Text extract:
──────
# Kindle Fire - Didn't Work Out



## JoeDiver (Dec 4, 2011)

Well, I haven't been here in a while...but I thought I'd drop by and share....

Today I sold my KF to a friend and fellow sailor in Florida. Just didn't work out for me. Can't say I didn't give it a fair shake as I used it almost daily for 6 months.

Now, this is just my personal opinion and experience...I'm sure others are different and usage patterns will vary....just for me, it didn't measure up. Here's why:

1. Too heavy - I read daily at bed time. It's not unusual for me to read for 2+ hours. The KF has a heft to it...solid device...but my hands would get cramped and my forearm would burn during extended sessions. I would fumble it back and forth alot...with a cover...without a cover...didn't matter.

2. Unused features - I simply only used it for reading books. I rarely ever browsed the web, never listened to music, never watched videos, felt magazines were just not presented well. It did handle PDF's well though. 99% of my use was books.

3. Bleary Eyes - I found that after about an hour of reading, I was much more fatigued then when reading an actual book.

Now, none of this is the KF's fault...it's an excellent device for what it is and can do. The fault lies with me...I bought the wrong device for my actual needs. I failed to identify what I would actually use it for and to buy a product more specific to my needs. For all the things it does, I have other devices I use to do those things: MacBook Pro, iPod, iPhone. And when I lay down to read, I'm done doing those other things for the day.
──────
Supplied data:
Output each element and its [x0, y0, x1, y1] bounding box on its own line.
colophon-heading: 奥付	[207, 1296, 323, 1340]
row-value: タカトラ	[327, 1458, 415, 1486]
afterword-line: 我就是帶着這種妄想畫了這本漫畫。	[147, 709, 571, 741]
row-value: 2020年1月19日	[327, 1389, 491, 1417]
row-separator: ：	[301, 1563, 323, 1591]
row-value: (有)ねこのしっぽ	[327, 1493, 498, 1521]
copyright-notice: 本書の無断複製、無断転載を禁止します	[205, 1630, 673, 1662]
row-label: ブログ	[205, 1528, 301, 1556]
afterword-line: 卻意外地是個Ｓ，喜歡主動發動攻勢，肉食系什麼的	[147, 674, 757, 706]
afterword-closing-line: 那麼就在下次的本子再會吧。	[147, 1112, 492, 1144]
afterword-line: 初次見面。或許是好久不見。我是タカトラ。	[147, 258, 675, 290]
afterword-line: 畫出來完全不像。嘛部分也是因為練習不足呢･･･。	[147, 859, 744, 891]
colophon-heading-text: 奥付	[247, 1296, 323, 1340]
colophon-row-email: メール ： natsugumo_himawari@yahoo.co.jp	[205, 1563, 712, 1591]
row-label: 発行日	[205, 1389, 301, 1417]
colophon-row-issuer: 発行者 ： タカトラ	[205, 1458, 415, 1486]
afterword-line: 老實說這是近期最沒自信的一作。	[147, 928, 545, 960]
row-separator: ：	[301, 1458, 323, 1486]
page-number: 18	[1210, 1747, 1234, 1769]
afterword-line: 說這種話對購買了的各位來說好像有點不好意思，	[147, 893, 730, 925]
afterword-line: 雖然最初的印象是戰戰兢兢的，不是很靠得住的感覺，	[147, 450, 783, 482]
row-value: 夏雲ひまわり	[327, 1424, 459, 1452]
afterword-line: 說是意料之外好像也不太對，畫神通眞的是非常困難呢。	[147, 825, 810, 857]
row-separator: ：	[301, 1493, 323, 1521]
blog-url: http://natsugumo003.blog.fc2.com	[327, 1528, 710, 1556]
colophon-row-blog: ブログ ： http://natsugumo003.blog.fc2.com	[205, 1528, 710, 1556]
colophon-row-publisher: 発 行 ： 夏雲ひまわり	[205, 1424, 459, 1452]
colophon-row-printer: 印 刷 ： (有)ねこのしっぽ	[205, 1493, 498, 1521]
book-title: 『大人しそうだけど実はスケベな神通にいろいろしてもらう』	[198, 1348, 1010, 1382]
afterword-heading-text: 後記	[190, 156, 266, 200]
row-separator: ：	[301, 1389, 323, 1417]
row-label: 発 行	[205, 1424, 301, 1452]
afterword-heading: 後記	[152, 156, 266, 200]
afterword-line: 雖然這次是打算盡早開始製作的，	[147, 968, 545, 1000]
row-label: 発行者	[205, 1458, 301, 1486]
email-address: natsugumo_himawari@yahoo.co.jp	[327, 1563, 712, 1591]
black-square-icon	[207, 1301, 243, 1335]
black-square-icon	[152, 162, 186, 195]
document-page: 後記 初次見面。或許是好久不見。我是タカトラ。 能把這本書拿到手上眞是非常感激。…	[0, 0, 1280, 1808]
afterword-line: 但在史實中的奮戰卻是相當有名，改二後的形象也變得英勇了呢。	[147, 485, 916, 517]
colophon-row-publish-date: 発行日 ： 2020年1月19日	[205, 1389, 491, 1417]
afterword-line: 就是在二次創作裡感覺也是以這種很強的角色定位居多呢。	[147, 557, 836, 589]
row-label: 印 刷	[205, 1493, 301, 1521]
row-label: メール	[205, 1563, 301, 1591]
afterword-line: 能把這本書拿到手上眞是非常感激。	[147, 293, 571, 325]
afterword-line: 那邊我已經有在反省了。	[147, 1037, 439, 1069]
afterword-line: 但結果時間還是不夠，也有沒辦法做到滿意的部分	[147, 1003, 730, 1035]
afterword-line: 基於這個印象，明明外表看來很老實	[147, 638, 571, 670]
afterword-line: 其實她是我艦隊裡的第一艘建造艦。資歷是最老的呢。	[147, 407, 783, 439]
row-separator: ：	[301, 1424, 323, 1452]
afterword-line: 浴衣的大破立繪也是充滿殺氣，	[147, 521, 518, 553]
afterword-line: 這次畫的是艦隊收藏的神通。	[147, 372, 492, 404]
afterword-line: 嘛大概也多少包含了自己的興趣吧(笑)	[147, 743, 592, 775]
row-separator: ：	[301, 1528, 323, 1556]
──────
Written tasks:
A. Copy the listing word for word, from its first line up to and including the line with "colophon-row-blog: ブログ ：".
B. Pick up the forum post about giving up on the Kindle Fire after its last sentence and write the next part.

The responses:
A.
Output each element and its [x0, y0, x1, y1] bounding box on its own line.
colophon-heading: 奥付	[207, 1296, 323, 1340]
row-value: タカトラ	[327, 1458, 415, 1486]
afterword-line: 我就是帶着這種妄想畫了這本漫畫。	[147, 709, 571, 741]
row-value: 2020年1月19日	[327, 1389, 491, 1417]
row-separator: ：	[301, 1563, 323, 1591]
row-value: (有)ねこのしっぽ	[327, 1493, 498, 1521]
copyright-notice: 本書の無断複製、無断転載を禁止します	[205, 1630, 673, 1662]
row-label: ブログ	[205, 1528, 301, 1556]
afterword-line: 卻意外地是個Ｓ，喜歡主動發動攻勢，肉食系什麼的	[147, 674, 757, 706]
afterword-closing-line: 那麼就在下次的本子再會吧。	[147, 1112, 492, 1144]
afterword-line: 初次見面。或許是好久不見。我是タカトラ。	[147, 258, 675, 290]
afterword-line: 畫出來完全不像。嘛部分也是因為練習不足呢･･･。	[147, 859, 744, 891]
colophon-heading-text: 奥付	[247, 1296, 323, 1340]
colophon-row-email: メール ： natsugumo_himawari@yahoo.co.jp	[205, 1563, 712, 1591]
row-label: 発行日	[205, 1389, 301, 1417]
colophon-row-issuer: 発行者 ： タカトラ	[205, 1458, 415, 1486]
afterword-line: 老實說這是近期最沒自信的一作。	[147, 928, 545, 960]
row-separator: ：	[301, 1458, 323, 1486]
page-number: 18	[1210, 1747, 1234, 1769]
afterword-line: 說這種話對購買了的各位來說好像有點不好意思，	[147, 893, 730, 925]
afterword-line: 雖然最初的印象是戰戰兢兢的，不是很靠得住的感覺，	[147, 450, 783, 482]
row-value: 夏雲ひまわり	[327, 1424, 459, 1452]
afterword-line: 說是意料之外好像也不太對，畫神通眞的是非常困難呢。	[147, 825, 810, 857]
row-separator: ：	[301, 1493, 323, 1521]
blog-url: http://natsugumo003.blog.fc2.com	[327, 1528, 710, 1556]
colophon-row-blog: ブログ ： http://natsugumo003.blog.fc2.com	[205, 1528, 710, 1556]

B.
So, last month I bought a Kindle Touch. While not nearly as capable as the Fire, boy does it meet MY needs so much better! It's super light weight...so comfortable to hold for long periods....and put me in the eInk camp for reading. Yes, much better than backlit devices. eInk is so awesome! I can read for at least 3 hours before starting to get fatigued, although that may be because it's 1:00 am and I should have put the book down and gone to sleep an hour ago...

I've got all my books loaded on my new(ish) Touch....got a nice canvas/leather cover with a sailing theme....little light for it should I need it.....and I'm very happy. I also think my Fire is going to a good home. He's a sailor in Florida who spends alot of time onboard, in/around the marina for wifi, and is excited about using sailing apps, web browsing, book reading, sailing magazines, etc...

So, for me personally the Fire didn't work out...no fault of the Fire...but I have a Touch now I'm very happy with and the Fire is going to a new home.

PS - The battery life on the Touch friggan rocks!!! I've only charged it twice in 5 weeks....including when I first bought it and set it up!


----------



## Zell (Dec 27, 2010)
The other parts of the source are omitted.